**Short task:**
Copy every line of the data that includes the string "letter".
+ + +
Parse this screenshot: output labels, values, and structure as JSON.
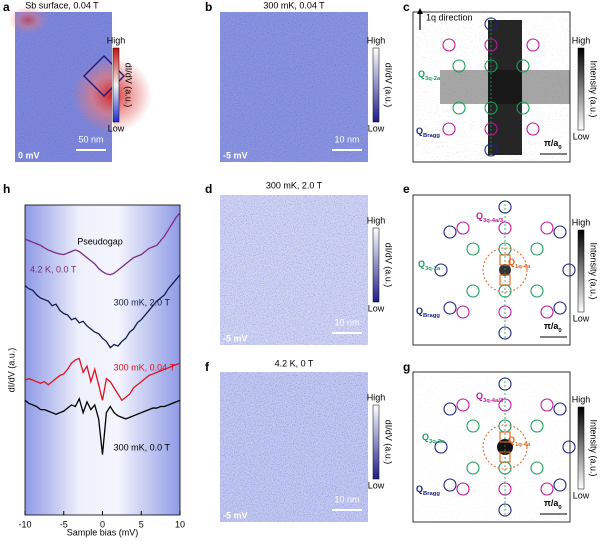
{
  "panels": {
    "a": {
      "letter": "a",
      "title": "Sb surface, 0.04 T",
      "bias": "0 mV",
      "scale": "50 nm",
      "high": "High",
      "low": "Low",
      "cbar_label": "dI/dV (a.u.)"
    },
    "b": {
      "letter": "b",
      "title": "300 mK, 0.04 T",
      "bias": "-5 mV",
      "scale": "10 nm",
      "high": "High",
      "low": "Low",
      "cbar_label": "dI/dV (a.u.)"
    },
    "c": {
      "letter": "c",
      "direction": "1q direction",
      "high": "High",
      "low": "Low",
      "cbar_label": "Intensity (a.u.)",
      "scale": {
        "main": "π/a",
        "sub": "0"
      },
      "labels": [
        {
          "q": "Q",
          "sub": "3q-2a",
          "color": "#1a9e5a"
        },
        {
          "q": "Q",
          "sub": "Bragg",
          "color": "#1a237e"
        }
      ]
    },
    "d": {
      "letter": "d",
      "title": "300 mK, 2.0 T",
      "bias": "-5 mV",
      "scale": "10 nm",
      "high": "High",
      "low": "Low",
      "cbar_label": "dI/dV (a.u.)"
    },
    "e": {
      "letter": "e",
      "high": "High",
      "low": "Low",
      "cbar_label": "Intensity (a.u.)",
      "scale": {
        "main": "π/a",
        "sub": "0"
      },
      "labels": [
        {
          "q": "Q",
          "sub": "3q-4a/3",
          "color": "#c0159b"
        },
        {
          "q": "Q",
          "sub": "3q-2a",
          "color": "#1a9e5a"
        },
        {
          "q": "Q",
          "sub": "1q-4a",
          "color": "#e06020"
        },
        {
          "q": "Q",
          "sub": "Bragg",
          "color": "#1a237e"
        }
      ]
    },
    "f": {
      "letter": "f",
      "title": "4.2 K, 0 T",
      "bias": "-5 mV",
      "scale": "10 nm",
      "high": "High",
      "low": "Low",
      "cbar_label": "dI/dV (a.u.)"
    },
    "g": {
      "letter": "g",
      "high": "High",
      "low": "Low",
      "cbar_label": "Intensity (a.u.)",
      "scale": {
        "main": "π/a",
        "sub": "0"
      },
      "labels": [
        {
          "q": "Q",
          "sub": "3q-4a/3",
          "color": "#c0159b"
        },
        {
          "q": "Q",
          "sub": "3q-2a",
          "color": "#1a9e5a"
        },
        {
          "q": "Q",
          "sub": "1q-4a",
          "color": "#e06020"
        },
        {
          "q": "Q",
          "sub": "Bragg",
          "color": "#1a237e"
        }
      ]
    },
    "h": {
      "letter": "h"
    }
  },
  "chart_data": {
    "type": "line",
    "x_label": "Sample bias (mV)",
    "y_label": "dI/dV (a.u.)",
    "annotation": "Pseudogap",
    "xlim": [
      -10,
      10
    ],
    "xticks": [
      -10,
      -5,
      0,
      5,
      10
    ],
    "ylim": [
      0,
      10
    ],
    "x": [
      -10,
      -9.5,
      -9,
      -8.5,
      -8,
      -7.5,
      -7,
      -6.5,
      -6,
      -5.5,
      -5,
      -4.5,
      -4,
      -3.5,
      -3,
      -2.5,
      -2,
      -1.5,
      -1,
      -0.5,
      0,
      0.5,
      1,
      1.5,
      2,
      2.5,
      3,
      3.5,
      4,
      4.5,
      5,
      5.5,
      6,
      6.5,
      7,
      7.5,
      8,
      8.5,
      9,
      9.5,
      10
    ],
    "series": [
      {
        "name": "4.2 K, 0.0 T",
        "color": "#7b2d7e",
        "values": [
          8.9,
          8.85,
          8.8,
          8.75,
          8.7,
          8.62,
          8.55,
          8.5,
          8.45,
          8.42,
          8.4,
          8.45,
          8.5,
          8.55,
          8.5,
          8.4,
          8.3,
          8.2,
          8.1,
          7.95,
          7.85,
          7.78,
          7.75,
          7.8,
          7.9,
          8.0,
          8.1,
          8.2,
          8.3,
          8.35,
          8.4,
          8.5,
          8.6,
          8.65,
          8.7,
          8.85,
          9.0,
          9.2,
          9.4,
          9.6,
          9.75
        ]
      },
      {
        "name": "300 mK, 2.0 T",
        "color": "#0f1f4a",
        "values": [
          7.4,
          7.3,
          7.25,
          7.1,
          7.0,
          6.95,
          6.9,
          6.75,
          6.8,
          6.6,
          6.5,
          6.45,
          6.3,
          6.35,
          6.2,
          6.25,
          6.1,
          6.0,
          5.9,
          5.85,
          5.7,
          5.6,
          5.4,
          5.5,
          5.45,
          5.6,
          5.7,
          5.9,
          6.0,
          6.2,
          6.3,
          6.45,
          6.6,
          6.75,
          6.9,
          7.0,
          7.1,
          7.3,
          7.45,
          7.6,
          7.75
        ]
      },
      {
        "name": "300 mK, 0.04 T",
        "color": "#e0141e",
        "values": [
          4.35,
          4.4,
          4.35,
          4.3,
          4.25,
          4.3,
          4.2,
          4.3,
          4.4,
          4.5,
          4.55,
          4.7,
          4.9,
          5.0,
          5.05,
          4.6,
          4.8,
          4.3,
          4.7,
          4.2,
          3.7,
          4.4,
          4.3,
          4.1,
          3.9,
          3.7,
          3.8,
          3.9,
          4.1,
          4.2,
          4.3,
          4.4,
          4.5,
          4.55,
          4.6,
          4.65,
          4.7,
          4.75,
          4.8,
          4.85,
          4.9
        ]
      },
      {
        "name": "300 mK, 0.0 T",
        "color": "#000000",
        "values": [
          3.7,
          3.6,
          3.55,
          3.5,
          3.4,
          3.4,
          3.35,
          3.3,
          3.25,
          3.3,
          3.35,
          3.45,
          3.55,
          3.5,
          3.75,
          3.3,
          3.65,
          3.4,
          3.55,
          3.1,
          1.95,
          3.3,
          3.5,
          3.3,
          3.2,
          3.15,
          3.1,
          3.15,
          3.2,
          3.25,
          3.3,
          3.35,
          3.4,
          3.45,
          3.45,
          3.5,
          3.5,
          3.55,
          3.6,
          3.65,
          3.7
        ]
      }
    ]
  }
}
+ + +
**Full output:**
      "letter": "a",
      "letter": "b",
      "letter": "c",
      "letter": "d",
      "letter": "e",
      "letter": "f",
      "letter": "g",
      "letter": "h"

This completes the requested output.